Data items:
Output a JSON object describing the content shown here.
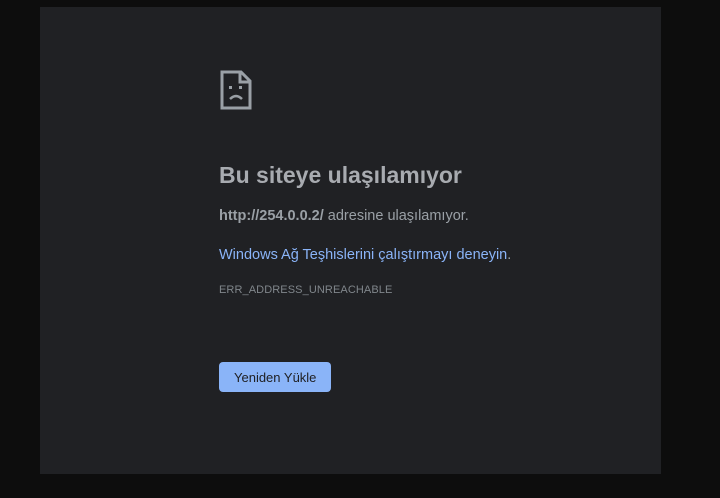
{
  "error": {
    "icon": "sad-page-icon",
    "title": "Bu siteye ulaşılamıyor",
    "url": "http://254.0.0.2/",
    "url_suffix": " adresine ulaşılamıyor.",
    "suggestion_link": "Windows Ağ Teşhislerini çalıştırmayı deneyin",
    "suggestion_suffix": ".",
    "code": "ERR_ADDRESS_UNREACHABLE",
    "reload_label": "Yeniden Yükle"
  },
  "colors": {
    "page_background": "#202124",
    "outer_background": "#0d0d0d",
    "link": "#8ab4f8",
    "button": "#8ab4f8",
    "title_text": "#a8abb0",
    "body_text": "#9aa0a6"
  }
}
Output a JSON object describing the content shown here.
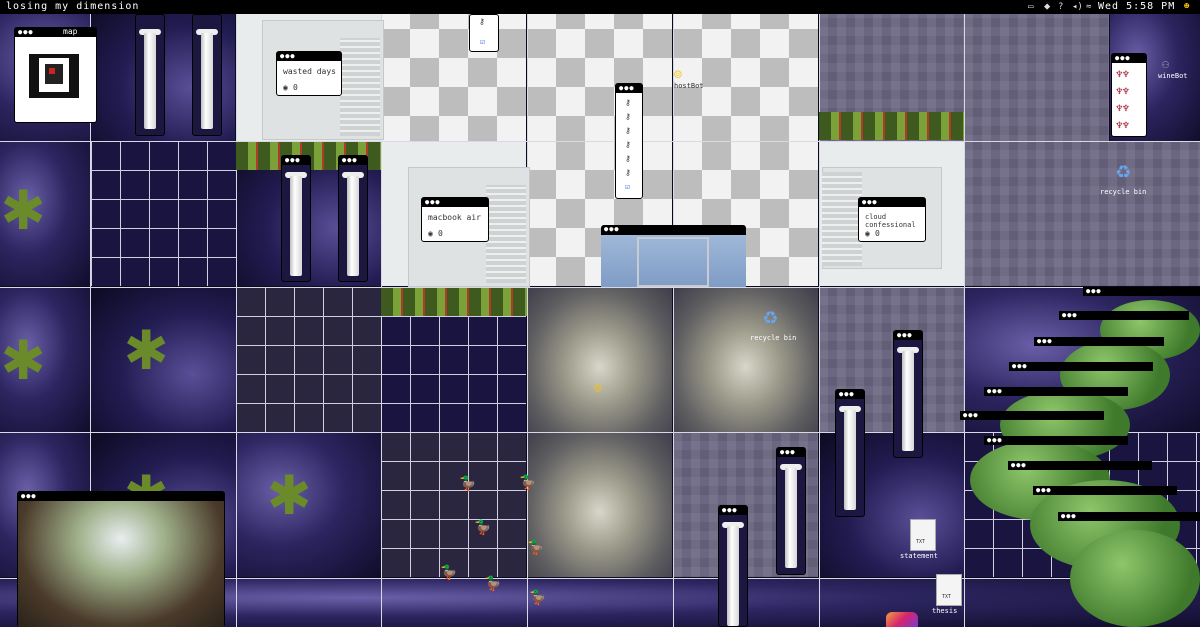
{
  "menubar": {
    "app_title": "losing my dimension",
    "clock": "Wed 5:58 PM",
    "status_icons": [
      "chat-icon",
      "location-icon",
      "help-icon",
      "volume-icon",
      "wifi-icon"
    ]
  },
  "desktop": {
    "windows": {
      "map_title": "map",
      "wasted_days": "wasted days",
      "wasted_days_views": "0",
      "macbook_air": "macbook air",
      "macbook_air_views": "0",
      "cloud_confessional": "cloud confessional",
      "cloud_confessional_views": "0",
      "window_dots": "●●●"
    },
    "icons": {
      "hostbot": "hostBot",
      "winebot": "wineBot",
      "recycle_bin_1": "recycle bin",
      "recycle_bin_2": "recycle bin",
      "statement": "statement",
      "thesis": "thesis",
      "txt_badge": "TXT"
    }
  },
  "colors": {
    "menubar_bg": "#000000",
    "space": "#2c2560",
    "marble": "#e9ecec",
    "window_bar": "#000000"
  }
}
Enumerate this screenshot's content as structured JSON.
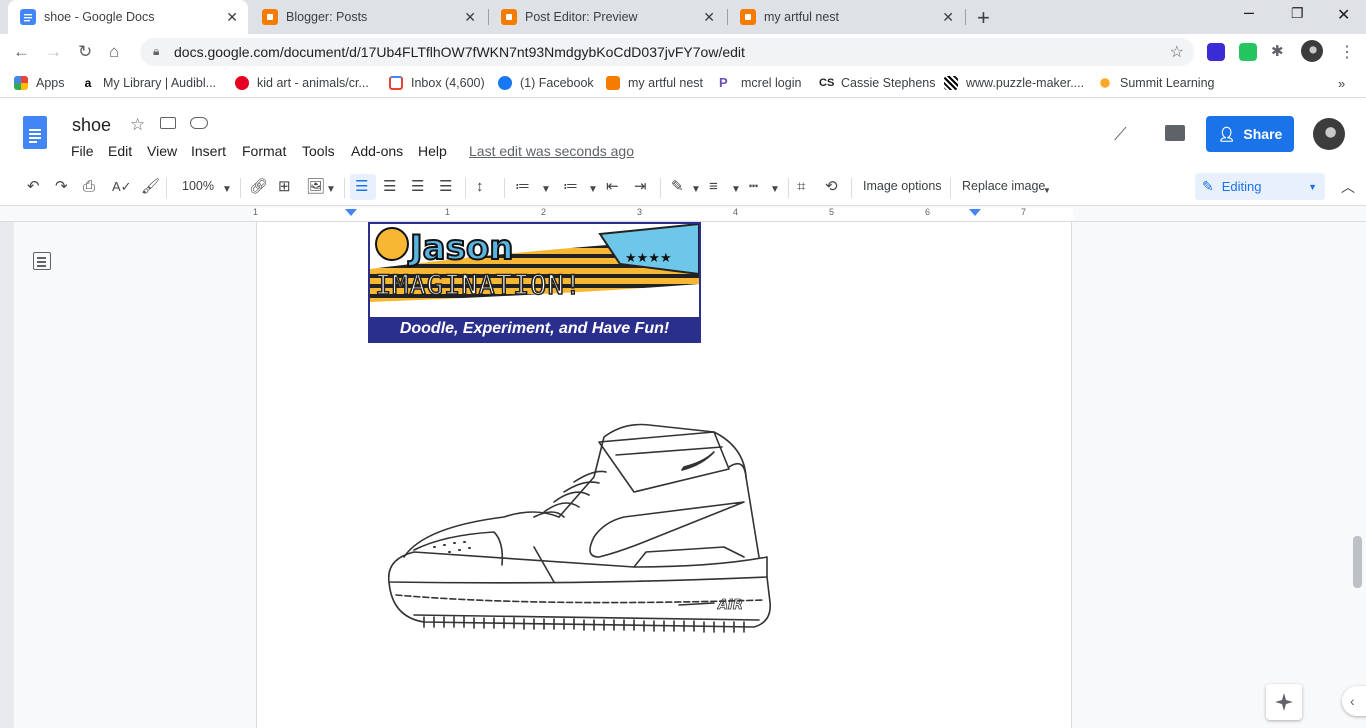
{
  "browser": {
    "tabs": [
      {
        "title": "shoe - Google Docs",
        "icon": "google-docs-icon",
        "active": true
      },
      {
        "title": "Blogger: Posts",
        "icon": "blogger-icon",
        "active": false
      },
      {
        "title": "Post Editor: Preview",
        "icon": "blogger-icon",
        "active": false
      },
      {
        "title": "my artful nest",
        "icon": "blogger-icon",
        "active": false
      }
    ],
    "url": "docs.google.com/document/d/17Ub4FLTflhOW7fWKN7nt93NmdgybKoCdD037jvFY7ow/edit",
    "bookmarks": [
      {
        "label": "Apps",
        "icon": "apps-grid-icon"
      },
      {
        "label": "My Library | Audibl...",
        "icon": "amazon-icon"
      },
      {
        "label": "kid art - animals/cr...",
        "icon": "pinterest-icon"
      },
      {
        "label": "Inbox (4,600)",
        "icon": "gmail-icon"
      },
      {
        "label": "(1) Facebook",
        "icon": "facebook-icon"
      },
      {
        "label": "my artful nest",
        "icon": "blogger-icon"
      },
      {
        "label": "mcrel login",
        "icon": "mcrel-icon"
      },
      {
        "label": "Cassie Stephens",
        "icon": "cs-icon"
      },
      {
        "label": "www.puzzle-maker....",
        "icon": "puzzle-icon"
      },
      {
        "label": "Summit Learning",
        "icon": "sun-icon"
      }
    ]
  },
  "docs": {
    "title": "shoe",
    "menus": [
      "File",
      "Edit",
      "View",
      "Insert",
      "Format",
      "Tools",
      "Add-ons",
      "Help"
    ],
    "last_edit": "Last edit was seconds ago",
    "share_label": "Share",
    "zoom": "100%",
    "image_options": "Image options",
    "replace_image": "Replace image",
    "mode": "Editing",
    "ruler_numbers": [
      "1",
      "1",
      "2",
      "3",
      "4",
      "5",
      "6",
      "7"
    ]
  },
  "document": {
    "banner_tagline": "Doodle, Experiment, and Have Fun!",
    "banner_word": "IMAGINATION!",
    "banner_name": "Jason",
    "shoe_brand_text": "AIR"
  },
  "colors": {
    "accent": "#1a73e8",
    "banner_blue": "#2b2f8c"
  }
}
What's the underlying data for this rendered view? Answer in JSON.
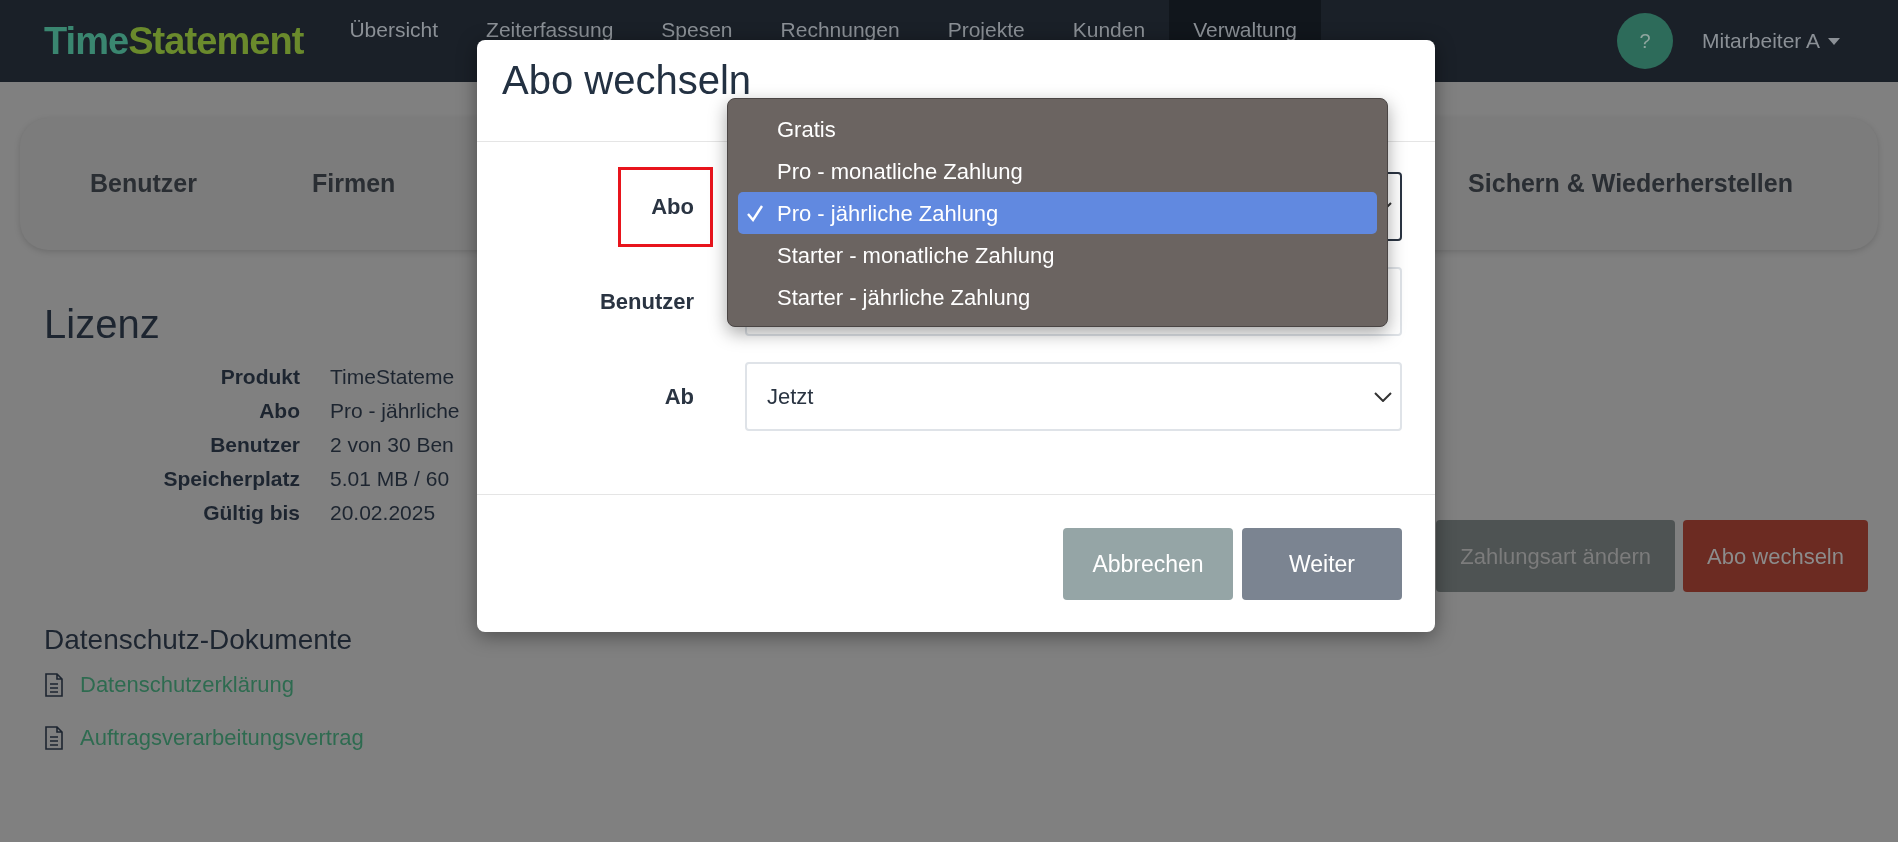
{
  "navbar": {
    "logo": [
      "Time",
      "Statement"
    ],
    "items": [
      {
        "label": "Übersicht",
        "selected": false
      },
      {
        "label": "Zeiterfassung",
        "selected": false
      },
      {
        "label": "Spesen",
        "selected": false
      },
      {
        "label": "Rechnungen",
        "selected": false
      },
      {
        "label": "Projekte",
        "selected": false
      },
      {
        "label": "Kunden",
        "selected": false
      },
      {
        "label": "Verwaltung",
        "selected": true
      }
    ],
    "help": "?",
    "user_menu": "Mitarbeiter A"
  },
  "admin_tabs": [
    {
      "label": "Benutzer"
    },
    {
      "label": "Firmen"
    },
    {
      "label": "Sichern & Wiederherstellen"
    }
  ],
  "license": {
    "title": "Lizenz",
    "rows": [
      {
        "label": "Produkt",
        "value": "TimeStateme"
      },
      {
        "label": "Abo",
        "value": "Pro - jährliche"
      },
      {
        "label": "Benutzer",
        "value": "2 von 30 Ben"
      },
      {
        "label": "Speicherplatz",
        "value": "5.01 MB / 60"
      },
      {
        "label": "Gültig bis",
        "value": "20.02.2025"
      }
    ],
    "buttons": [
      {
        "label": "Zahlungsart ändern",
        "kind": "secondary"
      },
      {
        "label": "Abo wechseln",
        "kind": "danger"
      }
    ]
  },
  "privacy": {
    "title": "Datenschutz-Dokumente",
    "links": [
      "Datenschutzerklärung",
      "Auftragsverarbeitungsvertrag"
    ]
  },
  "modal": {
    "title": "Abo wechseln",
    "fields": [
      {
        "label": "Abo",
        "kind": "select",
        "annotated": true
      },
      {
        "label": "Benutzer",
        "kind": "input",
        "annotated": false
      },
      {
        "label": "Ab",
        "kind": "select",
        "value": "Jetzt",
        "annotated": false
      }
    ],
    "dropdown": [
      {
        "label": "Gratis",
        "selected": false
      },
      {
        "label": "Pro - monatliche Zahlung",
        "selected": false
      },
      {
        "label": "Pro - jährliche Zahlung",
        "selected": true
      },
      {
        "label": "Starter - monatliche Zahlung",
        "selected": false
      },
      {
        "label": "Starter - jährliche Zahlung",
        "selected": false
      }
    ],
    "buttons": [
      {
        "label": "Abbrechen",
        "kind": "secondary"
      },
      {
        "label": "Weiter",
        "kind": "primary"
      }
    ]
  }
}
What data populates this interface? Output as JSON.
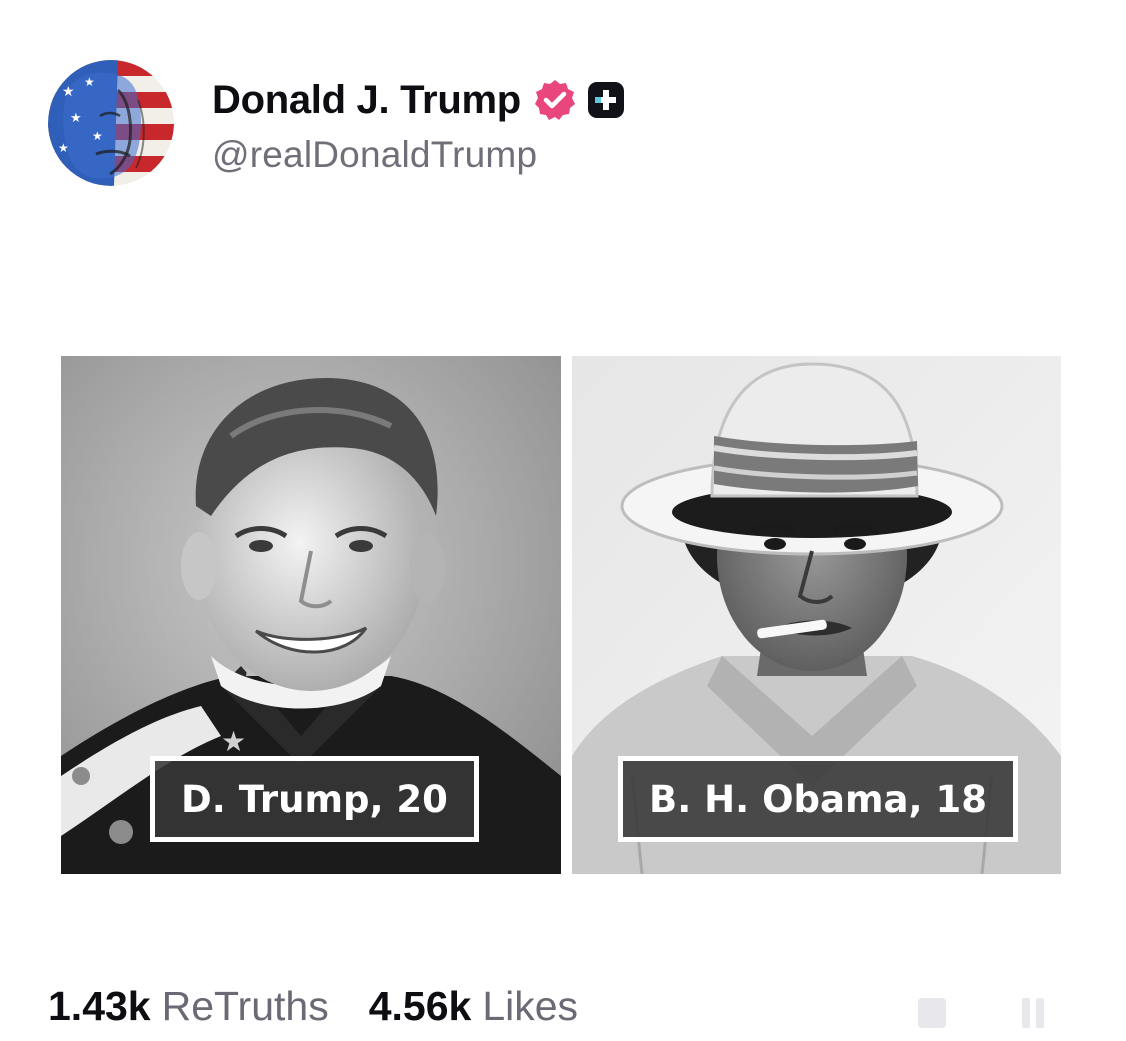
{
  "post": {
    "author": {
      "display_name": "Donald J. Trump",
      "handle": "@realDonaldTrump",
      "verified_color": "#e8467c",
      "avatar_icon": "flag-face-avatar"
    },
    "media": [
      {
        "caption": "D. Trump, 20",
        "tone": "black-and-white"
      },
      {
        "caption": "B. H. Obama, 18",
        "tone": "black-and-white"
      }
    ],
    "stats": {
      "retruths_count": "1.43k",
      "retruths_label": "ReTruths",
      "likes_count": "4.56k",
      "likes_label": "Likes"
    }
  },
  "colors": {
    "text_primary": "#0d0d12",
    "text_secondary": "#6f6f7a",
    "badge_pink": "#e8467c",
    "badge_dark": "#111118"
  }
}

◆ TASK DIRECTIONS: Write out exactly the lines beginning with the line that holds "What data populates" and ending with the final line of the data, both ends included, without the pictures.

◆ WRITTEN RESPONSE:
What data populates this interface? Output as JSON.
{
  "post": {
    "author": {
      "display_name": "Donald J. Trump",
      "handle": "@realDonaldTrump",
      "verified_color": "#e8467c",
      "avatar_icon": "flag-face-avatar"
    },
    "media": [
      {
        "caption": "D. Trump, 20",
        "tone": "black-and-white"
      },
      {
        "caption": "B. H. Obama, 18",
        "tone": "black-and-white"
      }
    ],
    "stats": {
      "retruths_count": "1.43k",
      "retruths_label": "ReTruths",
      "likes_count": "4.56k",
      "likes_label": "Likes"
    }
  },
  "colors": {
    "text_primary": "#0d0d12",
    "text_secondary": "#6f6f7a",
    "badge_pink": "#e8467c",
    "badge_dark": "#111118"
  }
}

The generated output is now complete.